* Written problem *
From the listing below, extract every line in which the word "JSON" appears.

* Provided material *
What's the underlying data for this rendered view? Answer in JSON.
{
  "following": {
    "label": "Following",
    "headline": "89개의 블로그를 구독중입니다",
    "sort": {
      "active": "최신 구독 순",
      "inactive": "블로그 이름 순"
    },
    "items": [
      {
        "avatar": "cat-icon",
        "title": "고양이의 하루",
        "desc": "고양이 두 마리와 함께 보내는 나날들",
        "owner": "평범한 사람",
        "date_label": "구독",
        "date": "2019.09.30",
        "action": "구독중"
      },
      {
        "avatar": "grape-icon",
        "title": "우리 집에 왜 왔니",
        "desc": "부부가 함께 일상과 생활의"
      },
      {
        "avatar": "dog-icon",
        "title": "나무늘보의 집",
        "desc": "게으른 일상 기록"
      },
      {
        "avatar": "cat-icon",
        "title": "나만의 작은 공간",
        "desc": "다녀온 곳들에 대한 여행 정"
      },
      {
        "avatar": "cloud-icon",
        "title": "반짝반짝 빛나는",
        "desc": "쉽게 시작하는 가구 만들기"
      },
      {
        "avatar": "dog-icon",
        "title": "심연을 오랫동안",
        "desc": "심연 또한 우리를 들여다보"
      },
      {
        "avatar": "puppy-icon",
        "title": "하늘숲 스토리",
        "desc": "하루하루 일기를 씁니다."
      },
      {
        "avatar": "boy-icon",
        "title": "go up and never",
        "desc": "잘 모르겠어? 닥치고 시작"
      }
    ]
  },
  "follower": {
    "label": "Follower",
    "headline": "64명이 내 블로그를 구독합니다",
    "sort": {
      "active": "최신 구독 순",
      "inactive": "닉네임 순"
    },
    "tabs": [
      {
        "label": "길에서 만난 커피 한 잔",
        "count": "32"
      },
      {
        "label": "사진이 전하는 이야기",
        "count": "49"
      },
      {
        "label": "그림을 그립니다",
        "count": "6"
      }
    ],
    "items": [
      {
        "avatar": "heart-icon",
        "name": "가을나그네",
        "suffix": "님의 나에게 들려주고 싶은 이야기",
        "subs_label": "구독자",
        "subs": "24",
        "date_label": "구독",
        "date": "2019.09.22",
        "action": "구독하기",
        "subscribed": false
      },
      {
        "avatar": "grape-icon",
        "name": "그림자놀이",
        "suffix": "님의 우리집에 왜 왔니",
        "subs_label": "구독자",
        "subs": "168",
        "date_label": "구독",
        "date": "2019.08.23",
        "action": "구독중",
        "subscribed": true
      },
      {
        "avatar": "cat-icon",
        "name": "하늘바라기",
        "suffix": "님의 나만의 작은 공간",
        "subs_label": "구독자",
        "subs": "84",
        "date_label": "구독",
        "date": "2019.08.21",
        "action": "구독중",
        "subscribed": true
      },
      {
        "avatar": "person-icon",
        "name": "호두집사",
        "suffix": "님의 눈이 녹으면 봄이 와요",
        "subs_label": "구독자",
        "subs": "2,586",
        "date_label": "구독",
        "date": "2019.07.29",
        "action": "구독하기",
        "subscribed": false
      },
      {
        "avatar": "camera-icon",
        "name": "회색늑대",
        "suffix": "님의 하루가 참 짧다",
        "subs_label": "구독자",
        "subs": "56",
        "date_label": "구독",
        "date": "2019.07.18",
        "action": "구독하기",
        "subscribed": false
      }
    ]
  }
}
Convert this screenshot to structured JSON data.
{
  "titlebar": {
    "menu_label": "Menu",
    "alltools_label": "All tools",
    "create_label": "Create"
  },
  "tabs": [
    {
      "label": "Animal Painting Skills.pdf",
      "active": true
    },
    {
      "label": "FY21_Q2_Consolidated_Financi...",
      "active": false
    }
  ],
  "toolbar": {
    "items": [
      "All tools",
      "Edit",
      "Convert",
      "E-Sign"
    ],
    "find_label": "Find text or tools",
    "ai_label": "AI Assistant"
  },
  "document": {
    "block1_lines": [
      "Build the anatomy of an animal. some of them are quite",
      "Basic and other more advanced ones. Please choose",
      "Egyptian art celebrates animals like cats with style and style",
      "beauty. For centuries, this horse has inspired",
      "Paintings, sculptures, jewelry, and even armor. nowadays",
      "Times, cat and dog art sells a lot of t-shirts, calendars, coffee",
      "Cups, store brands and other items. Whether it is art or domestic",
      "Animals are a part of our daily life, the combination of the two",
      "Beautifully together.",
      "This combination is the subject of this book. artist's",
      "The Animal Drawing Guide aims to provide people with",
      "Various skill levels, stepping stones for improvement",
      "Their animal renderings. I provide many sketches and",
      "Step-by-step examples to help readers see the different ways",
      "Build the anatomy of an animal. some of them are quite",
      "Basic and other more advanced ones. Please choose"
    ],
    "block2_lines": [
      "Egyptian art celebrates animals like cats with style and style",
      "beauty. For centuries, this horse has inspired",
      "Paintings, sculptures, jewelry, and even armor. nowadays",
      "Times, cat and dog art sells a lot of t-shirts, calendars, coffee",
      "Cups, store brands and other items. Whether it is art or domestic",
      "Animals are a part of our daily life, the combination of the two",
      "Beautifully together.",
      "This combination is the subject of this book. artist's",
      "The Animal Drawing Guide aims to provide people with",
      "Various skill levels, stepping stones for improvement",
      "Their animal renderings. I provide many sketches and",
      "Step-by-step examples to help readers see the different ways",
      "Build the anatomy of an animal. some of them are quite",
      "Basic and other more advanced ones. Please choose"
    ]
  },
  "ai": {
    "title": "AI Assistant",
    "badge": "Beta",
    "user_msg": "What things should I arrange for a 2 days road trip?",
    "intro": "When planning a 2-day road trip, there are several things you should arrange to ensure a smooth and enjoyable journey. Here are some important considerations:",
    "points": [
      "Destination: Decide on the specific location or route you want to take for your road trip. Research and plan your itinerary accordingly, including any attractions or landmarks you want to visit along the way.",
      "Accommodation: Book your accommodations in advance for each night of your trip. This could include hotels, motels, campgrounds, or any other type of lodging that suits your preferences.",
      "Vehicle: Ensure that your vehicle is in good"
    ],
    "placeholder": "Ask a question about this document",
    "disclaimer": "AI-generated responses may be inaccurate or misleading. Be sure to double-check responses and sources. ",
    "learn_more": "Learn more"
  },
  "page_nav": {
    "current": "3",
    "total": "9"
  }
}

* Result for this exercise *
What's the underlying data for this rendered view? Answer in JSON.
Convert this screenshot to structured JSON data.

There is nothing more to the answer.